---------- Article ----------

Queensland farmers encouraged to join new tariff trials

Published Thursday, 23 February, 2017 at 07:00 AM

Minister for Main Roads, Road Safety and Ports and Minister for Energy, Biofuels and Water Supply
The Honourable Mark Bailey

Around 200 farmers will help Ergon better understand business electricity needs and demands in regional Queensland as part of the Palaszczuk Government’s $10 million package to help stabilise regional power bills.

Minister for Energy Mark Bailey said farmers in regional Queensland have the chance to trial off-peak and demand-based electricity tariffs under the Regional Business Support Package being delivered in conjunction with Energy Queensland and primary producer organisations.

“These trials respond to requests from the agricultural sector for consideration of other tariff options to better suit the needs of primary producers,” Mr Bailey said.

“Energy Queensland through Ergon Energy is now recruiting up to 200 farmers to participate in three separate trials and aims to achieve a diverse and representative selection in each trial group.

“The goal is to help Ergon better understand the potential for offering controlled load and seasonal demand tariffs as an alternative to the current transitional agricultural tariffs due to expire in 2020.”

The Queensland Farmers’ Federation (QFF), which has been involved in planning the trial along with Canegrowers and Cotton Australia, welcomed the support package for regional business customers.

QFF President Stuart Armitage said the cost of electricity continued to be the number one concern for the intensive agriculture sector, with many farms seeing unsustainable price increases.

----------

* _Aim_
Reproduce the passage from the article on the farm electricity tariff trials, starting with "Around 200 farmers" and going on through "regional power bills.".

---------- Raw data ----------

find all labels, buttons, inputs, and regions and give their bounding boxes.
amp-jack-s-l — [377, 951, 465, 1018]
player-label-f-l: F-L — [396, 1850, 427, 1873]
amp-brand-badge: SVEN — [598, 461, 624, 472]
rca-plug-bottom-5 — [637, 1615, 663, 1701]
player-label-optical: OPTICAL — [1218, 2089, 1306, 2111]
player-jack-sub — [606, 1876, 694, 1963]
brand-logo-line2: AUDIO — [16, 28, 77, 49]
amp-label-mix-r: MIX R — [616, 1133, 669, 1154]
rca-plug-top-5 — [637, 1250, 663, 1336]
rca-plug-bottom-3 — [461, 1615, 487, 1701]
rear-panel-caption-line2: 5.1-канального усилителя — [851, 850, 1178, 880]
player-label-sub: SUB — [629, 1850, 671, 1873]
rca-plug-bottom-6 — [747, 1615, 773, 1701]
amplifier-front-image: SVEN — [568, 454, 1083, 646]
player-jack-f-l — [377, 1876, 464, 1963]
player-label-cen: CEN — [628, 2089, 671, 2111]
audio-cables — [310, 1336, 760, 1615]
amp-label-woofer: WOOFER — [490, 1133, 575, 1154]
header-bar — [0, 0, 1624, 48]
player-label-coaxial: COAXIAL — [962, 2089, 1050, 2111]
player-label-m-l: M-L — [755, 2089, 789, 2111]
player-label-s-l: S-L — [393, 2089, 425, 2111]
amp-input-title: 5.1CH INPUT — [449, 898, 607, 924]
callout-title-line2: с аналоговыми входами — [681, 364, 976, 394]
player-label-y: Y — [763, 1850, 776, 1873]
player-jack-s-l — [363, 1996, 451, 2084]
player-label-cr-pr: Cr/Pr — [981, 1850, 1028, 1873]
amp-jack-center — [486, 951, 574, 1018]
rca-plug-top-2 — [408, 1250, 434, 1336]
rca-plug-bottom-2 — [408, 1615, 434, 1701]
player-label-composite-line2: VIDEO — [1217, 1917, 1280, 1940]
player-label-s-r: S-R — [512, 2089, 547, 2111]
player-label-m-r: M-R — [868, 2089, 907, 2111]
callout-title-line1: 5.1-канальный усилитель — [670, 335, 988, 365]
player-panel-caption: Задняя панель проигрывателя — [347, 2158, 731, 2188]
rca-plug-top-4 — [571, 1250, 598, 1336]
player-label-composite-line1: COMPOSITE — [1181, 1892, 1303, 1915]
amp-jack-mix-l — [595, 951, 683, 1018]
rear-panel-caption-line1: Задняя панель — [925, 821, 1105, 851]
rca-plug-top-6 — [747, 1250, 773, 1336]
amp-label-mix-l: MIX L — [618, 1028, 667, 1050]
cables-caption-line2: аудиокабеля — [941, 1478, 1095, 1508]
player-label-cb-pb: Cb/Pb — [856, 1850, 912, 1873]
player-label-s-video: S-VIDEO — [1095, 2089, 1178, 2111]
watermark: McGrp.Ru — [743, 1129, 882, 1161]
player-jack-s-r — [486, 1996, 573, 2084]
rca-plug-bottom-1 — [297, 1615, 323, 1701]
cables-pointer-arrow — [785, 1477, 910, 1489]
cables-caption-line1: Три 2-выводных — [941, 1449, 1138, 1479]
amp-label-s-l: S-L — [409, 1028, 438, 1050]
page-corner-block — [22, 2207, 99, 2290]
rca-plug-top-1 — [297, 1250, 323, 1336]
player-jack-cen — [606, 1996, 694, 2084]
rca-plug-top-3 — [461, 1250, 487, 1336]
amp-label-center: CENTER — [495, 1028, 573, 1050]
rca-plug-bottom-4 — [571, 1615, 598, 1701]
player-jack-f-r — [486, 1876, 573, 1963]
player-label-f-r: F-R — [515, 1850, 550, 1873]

----------

* _Exercise output_
Around 200 farmers will help Ergon better understand business electricity needs and demands in regional Queensland as part of the Palaszczuk Government’s $10 million package to help stabilise regional power bills.